* _Given passage_
>> Start

# PES. or DST.?



## Louie2010 (Feb 26, 2010)

I recently purchased a Brother PR-650 and it can read files in either PES. or DST. Once I am ready to start up and order digitizing is there one that is better to use than the other? Where I purchased my machine the woman said she prefers DST. but I don't really remember why that was?

Everyone here has been both very informative and very helpful, so I figured this would be a great place to see what others use and what advantages one format might have over the other.

Thanks in advance for your time.


----------



## tfalk (Apr 3, 2008)

If you use the Brother PE-Design software, save the files as .PES. .PES files are a little easier for setting the colors in the file as well as on the machine. Otherwise, no real difference... .DST files will work on a lot more machines.

If I'm using PE-Design, I save them as .PES files on my hard drive and then save them directly to the PR600. I also have an SWF which recognizes .DST files so I've on occasion exported PE-Design files to use on it.


----------



## Louie2010 (Feb 26, 2010)

I do have PE-Design 8. If I order a file in DST can I convert it to PES with that program, or convert PES to DST?

As far as colors, so far I have been setting them up on the machine rather than with PE-design.


----------



## ecreations (Jul 14, 2007)

>> End

* _Instructions_
1 – Repeat the stretch of the embroidery file thread from "If I'm using" through "than with PE-design.".
2 – Please list every distinct username that heads a section of the embroidery file thread.
The rows are separate material, apart from the embroidery file thread.

* _Supplied material_
>> Start

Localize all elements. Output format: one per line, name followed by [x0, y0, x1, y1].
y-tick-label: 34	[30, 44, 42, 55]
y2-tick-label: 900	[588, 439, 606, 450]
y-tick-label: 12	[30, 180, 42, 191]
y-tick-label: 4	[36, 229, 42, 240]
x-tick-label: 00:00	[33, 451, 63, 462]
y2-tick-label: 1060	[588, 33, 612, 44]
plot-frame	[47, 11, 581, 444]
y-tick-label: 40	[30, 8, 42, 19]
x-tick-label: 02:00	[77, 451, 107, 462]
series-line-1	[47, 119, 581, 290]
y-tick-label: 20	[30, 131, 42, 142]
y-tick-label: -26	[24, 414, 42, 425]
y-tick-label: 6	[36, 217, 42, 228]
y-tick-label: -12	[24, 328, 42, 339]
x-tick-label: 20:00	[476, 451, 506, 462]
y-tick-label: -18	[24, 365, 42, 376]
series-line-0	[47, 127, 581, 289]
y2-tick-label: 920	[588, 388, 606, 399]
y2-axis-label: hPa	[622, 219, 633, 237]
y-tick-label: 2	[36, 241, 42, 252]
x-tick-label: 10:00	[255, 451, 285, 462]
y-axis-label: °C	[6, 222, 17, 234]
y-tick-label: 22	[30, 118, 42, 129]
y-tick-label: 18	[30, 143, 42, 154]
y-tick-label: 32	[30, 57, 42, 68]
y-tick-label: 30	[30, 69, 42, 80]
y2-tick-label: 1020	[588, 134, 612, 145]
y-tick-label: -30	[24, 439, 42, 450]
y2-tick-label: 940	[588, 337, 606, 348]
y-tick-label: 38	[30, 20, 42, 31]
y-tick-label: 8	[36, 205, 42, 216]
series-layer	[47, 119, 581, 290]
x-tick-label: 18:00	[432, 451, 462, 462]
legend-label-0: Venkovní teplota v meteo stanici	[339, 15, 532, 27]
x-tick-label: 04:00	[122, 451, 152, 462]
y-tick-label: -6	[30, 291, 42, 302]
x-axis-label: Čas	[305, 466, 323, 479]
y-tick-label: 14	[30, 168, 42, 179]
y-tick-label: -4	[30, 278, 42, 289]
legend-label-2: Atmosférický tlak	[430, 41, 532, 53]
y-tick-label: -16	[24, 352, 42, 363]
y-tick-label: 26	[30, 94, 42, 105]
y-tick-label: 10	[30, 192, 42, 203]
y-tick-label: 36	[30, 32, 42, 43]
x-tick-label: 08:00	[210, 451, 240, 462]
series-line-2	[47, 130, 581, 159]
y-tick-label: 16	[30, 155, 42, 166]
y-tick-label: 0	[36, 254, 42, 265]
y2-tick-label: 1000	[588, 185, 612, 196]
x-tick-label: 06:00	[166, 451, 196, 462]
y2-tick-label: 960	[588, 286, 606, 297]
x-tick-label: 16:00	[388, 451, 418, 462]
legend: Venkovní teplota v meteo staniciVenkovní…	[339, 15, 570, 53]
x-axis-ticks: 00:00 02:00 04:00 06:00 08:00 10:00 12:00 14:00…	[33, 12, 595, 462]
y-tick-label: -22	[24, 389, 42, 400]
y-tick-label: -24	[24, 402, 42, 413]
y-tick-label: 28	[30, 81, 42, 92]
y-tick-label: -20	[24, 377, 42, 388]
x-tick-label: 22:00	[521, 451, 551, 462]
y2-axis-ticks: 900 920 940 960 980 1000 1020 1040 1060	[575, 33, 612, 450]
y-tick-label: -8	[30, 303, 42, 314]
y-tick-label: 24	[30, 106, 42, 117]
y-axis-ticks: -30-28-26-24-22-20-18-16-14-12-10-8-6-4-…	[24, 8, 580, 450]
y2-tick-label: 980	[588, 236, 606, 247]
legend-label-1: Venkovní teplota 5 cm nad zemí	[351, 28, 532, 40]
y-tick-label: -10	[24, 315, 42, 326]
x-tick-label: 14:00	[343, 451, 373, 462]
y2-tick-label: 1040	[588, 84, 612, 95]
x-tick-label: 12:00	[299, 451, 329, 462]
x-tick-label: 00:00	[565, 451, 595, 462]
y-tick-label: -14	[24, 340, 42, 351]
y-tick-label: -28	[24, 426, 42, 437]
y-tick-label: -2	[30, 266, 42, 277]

>> End

* _Outputs for the tasks_
1 –
If I'm using PE-Design, I save them as .PES files on my hard drive and then save them directly to the PR600. I also have an SWF which recognizes .DST files so I've on occasion exported PE-Design files to use on it.


----------



## Louie2010 (Feb 26, 2010)

I do have PE-Design 8. If I order a file in DST can I convert it to PES with that program, or convert PES to DST?

As far as colors, so far I have been setting them up on the machine rather than with PE-design.

2 – Louie2010, tfalk, ecreations